#### TEXT EXTRACT:
· · · · · · ·

But the Teachers themselves, unknown to the world at large, yet perfectly aware of its existing and its oncoming conditions, knew that the time had come to make a great effort to arouse the inquisitive and self-confident West to think on new lines now that it was beginning to throw off its leading-strings. Three important world cycles coincided at this time, and the most favorable opportunity known for centuries depended upon this impoverished, sick, and suffering European woman, sorely wounded in mind and heart by traitors and secret as well as open enemies. It indeed seemed a forlorn hope, yet, as Victor B. Neuberg says: "the Intelligences that despatched H.P.B. as Messenger to her Age did not err. Her mission has been accomplished. She changed the current of European thought, directing it toward the sun."
As soon as possible she prepared to leave Ostend, and when some of the staunch English members invited her to take up her residence with them in London she gratefully accepted the offer as it was in line with the Master's plan. Qualified helpers, well equipped in every way, were ready to give the assistance she needed to bring out The Secret Doctrine and other new literature. The strong revival of interest in theosophy in England provided the opportunity for a great expansion of her work in the West.
Her arrival in England was warmly welcomed by the loyal majority of the English members who recognized her true position as messenger of the Masters, and who did noble service in relieving her from the practical difficulties which heretofore had handicapped her. All that was possible was done to ameliorate her physical sufferings. After a few months' stay at Maycot, Upper Norwood, London, (link to illustration: H.P.B. at "Maycot," Upper Norwood, London, 1887) a pleasant though small house was taken at 17 Lansdowne Road, Notting Hill, and a large group of earnest men and women of literary ability and recognized public standing, such as Dr. Archibald Keightley, Bertram Keightley, E. D. Fawcett, G. R. S. Mead, and others, who had not been affected by the Coulomb slanders, gathered around her. Rather later she was able to write (April 1890):
. . . it is not solely on account of bad health that I do not return to India. Those who have saved me from death at Adyar, and twice since then, could easily keep me alive there as They do me here. There is a far more serious reason. A line of conduct has been traced for me here, and I have found among the English and Americans what I have so far vainly sought for in India.
In Europe and America, during the last three years, I have met with hundreds of men and women who have the courage to avow their conviction of the real existence of the Masters, and who are working for Theosophy on Their lines and under Their guidance, given through my humble self.
In India, on the other hand, ever since my departure, the true spirit of devotion to the Masters and the courage to avow it has steadily dwindled away. At Adyar itself, increasing strife and conflict has raged between personalities; . . .

· · · · · · ·

#### DATASET EXCERPT:
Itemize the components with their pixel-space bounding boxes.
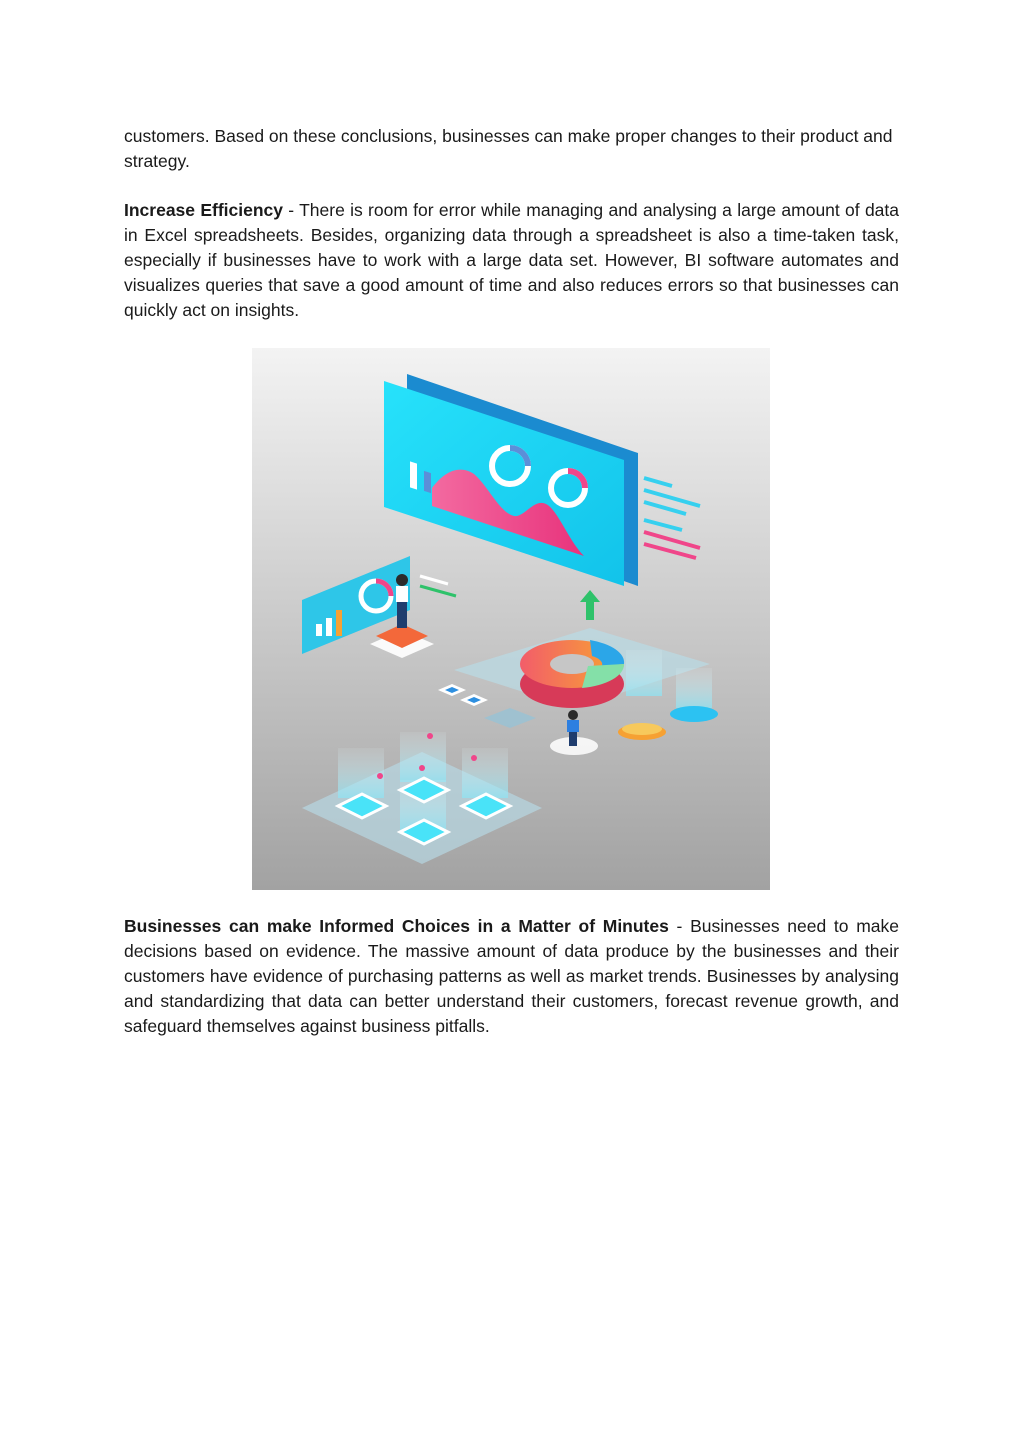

· · · · · · ·

#### GIVEN TASK A:
In the passage on H.P.B.'s move to London, what address was the house taken after the stay at Maycot?
#### GIVEN TASK B:
Please extract word for word from the passage on H.P.B.'s move to London the stretch from "In Europe and" through "my humble self.".
#### GIVEN TASK C:
Extend the passage on H.P.B.'s move to London, picking up where it stops.

#### FINAL ANSWER A:
17 Lansdowne Road, Notting Hill

#### FINAL ANSWER B:
In Europe and America, during the last three years, I have met with hundreds of men and women who have the courage to avow their conviction of the real existence of the Masters, and who are working for Theosophy on Their lines and under Their guidance, given through my humble self.

#### FINAL ANSWER C:
. . . in 1884, Colonel Olcott and myself left for a visit to Europe, . . . It was during that time and Col. Olcott's absence in Burma, that the seeds of all future strifes, and — let me say at once — disintegration of the Theosophical Society were planted by our enemies. What with the Patterson-Coulomb-Hodgson conspiracy, and the faintheartedness of the chief Theosophists, that the Society did not then and there collapse should be a sufficient proof of how it was protected.
. . . While in the West, no sooner had I accepted the invitation to come to London, than I found people — the S.P.R. Report and wild suspicions and hypotheses rampant in every direction notwithstanding — to believe in the truth of the great Cause I have struggled for, and in my own bona fides. — Theos., XLIII, Jan. 1922
[[Photograph — H.P.B. at "Maycot," Upper Norwood, London, 1887]]
Unfortunately, Sinnett did not share the general enthusiasm, and H.P.B. soon was obliged to take positive steps in order to carry out the Master's plan and to prepare for the new cycle. His equivocal attitude toward her emphasis on the spiritual, and therefore the vital side of theosophy, became conspicuous soon after her arrival. With all his good intentions, he never recognized his error in mistaking a subtle intellectualized form of psychic research for spiritual development, and as he had been such a prominent and influential figure in the work, H.P.B. had to take a very firm position to protect it from his disintegrating influence. More than thirty years after her death, an utterly unreliable book, written in his old age, was published which reveals how little he had understood her real mission. At the outset of his connection with the movement, the Masters had told him in the plainest language — very bluntly at times — "Rather perish the T.S. with both its hapless founders, than that we should permit it to become no better than an academy of magic and a hall of occultism" (L.M. W., I, 10. And "If you cannot be happy without phenomena you will never learn our philosophy" (Mahatma Letters, 262). It is to be feared that he never took this counsel to heart.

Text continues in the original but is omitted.